提供された文章
_ _ _ _
最初に予備試験とはどのようなものなのか、および予備試験と司法試験の試験形式や出題傾向の違いについて見ていきましょう。

予備試験がスタートした経緯

予備試験とは司法試験を受けるための試験です。
司法試験はもともと単独で行われ、その合否によってのみ法曹になる資格が得られるか、得られないかが決まっていました。
しかし、1990年からスタートした司法改革で「法曹の数を増やす」との方針のもと、2004年に法科大学院がスタートし、法科大学院の修了が司法試験の受験資格となりました。
法科大学院で所定の科目を履修すれば、司法試験に合格するために必要な実力が無理なく得られるというわけです。

しかし、法科大学院へ進学するためには2年~3年の期間と学費、およびその期間中の生活費がかかります。
時間的・経済的な余裕がない人にとっては、司法試験の受験に法科大学院進学が義務付けられれば、法曹への道を閉ざされることになりかねません。
そこで、その救済措置として2010年から、法科大学院へ進学しなくても、法科大学院修了者と同等の実力を持っていれば司法試験が受験できるようになりました。
この「法科大学院修了者と同等の実力」を判定するための試験が司法試験予備試験です。
_ _ _ _
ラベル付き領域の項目
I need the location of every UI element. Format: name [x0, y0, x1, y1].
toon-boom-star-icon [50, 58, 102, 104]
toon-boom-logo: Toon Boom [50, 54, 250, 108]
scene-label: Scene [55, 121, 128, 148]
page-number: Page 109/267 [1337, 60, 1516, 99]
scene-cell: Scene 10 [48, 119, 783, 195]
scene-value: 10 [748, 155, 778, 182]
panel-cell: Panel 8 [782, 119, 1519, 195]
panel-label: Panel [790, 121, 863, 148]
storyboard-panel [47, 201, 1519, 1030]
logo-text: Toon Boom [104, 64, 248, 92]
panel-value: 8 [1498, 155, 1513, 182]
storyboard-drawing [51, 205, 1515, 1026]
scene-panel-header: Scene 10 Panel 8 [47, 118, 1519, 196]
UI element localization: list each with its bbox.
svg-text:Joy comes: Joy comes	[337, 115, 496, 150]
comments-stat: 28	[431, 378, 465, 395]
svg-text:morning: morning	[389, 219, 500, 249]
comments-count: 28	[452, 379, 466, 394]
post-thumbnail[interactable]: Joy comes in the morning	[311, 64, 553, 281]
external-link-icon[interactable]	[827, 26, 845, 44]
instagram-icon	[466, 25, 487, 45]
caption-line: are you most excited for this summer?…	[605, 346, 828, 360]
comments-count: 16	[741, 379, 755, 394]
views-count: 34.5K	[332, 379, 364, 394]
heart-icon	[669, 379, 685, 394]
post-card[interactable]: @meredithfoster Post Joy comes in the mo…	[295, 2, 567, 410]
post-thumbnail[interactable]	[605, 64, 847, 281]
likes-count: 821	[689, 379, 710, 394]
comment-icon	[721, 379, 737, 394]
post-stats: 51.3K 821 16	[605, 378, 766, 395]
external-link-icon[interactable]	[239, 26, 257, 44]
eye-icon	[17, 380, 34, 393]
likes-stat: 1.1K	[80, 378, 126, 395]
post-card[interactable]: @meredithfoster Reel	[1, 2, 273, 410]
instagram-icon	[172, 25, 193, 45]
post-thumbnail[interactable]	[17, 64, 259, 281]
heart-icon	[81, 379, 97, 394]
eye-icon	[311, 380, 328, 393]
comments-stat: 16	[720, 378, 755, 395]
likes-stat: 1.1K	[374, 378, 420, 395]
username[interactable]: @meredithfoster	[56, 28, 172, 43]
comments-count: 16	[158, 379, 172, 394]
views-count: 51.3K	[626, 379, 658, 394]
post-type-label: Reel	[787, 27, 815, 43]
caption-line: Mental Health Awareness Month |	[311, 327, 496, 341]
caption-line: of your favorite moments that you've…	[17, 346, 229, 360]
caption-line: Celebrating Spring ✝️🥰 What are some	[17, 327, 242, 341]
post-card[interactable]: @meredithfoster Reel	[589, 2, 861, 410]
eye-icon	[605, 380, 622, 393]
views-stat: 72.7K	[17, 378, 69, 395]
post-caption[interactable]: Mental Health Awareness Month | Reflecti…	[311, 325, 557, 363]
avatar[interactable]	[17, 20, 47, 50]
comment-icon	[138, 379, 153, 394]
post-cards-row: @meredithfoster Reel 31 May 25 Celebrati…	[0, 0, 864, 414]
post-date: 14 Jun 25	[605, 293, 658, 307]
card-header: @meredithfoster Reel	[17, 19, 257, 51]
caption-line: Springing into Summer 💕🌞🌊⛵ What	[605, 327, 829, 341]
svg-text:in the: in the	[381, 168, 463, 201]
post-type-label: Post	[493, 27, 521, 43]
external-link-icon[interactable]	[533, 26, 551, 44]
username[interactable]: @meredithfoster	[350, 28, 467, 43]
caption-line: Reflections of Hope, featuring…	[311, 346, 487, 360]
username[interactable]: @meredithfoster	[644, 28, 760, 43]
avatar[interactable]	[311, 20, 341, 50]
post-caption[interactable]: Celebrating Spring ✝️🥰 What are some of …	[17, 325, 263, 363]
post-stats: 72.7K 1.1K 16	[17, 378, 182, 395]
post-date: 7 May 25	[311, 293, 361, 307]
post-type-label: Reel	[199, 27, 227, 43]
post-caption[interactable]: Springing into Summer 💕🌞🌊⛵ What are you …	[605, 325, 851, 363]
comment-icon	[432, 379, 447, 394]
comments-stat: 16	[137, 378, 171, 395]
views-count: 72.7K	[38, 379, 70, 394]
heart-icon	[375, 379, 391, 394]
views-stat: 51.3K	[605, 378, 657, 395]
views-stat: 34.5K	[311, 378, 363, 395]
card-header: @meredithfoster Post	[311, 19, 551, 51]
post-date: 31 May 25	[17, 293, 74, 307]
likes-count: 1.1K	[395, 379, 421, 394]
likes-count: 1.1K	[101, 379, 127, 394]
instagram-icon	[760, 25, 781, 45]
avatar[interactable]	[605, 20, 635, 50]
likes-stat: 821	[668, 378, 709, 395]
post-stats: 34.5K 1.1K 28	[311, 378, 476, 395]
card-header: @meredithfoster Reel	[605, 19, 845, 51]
_ _ _ _
課題の説明
司法試験予備試験について述べた文章を、最初から最後まで一字も変えずに書き写してもらえますか。

演習の解答
最初に予備試験とはどのようなものなのか、および予備試験と司法試験の試験形式や出題傾向の違いについて見ていきましょう。

予備試験がスタートした経緯

予備試験とは司法試験を受けるための試験です。
司法試験はもともと単独で行われ、その合否によってのみ法曹になる資格が得られるか、得られないかが決まっていました。
しかし、1990年からスタートした司法改革で「法曹の数を増やす」との方針のもと、2004年に法科大学院がスタートし、法科大学院の修了が司法試験の受験資格となりました。
法科大学院で所定の科目を履修すれば、司法試験に合格するために必要な実力が無理なく得られるというわけです。

しかし、法科大学院へ進学するためには2年~3年の期間と学費、およびその期間中の生活費がかかります。
時間的・経済的な余裕がない人にとっては、司法試験の受験に法科大学院進学が義務付けられれば、法曹への道を閉ざされることになりかねません。
そこで、その救済措置として2010年から、法科大学院へ進学しなくても、法科大学院修了者と同等の実力を持っていれば司法試験が受験できるようになりました。
この「法科大学院修了者と同等の実力」を判定するための試験が司法試験予備試験です。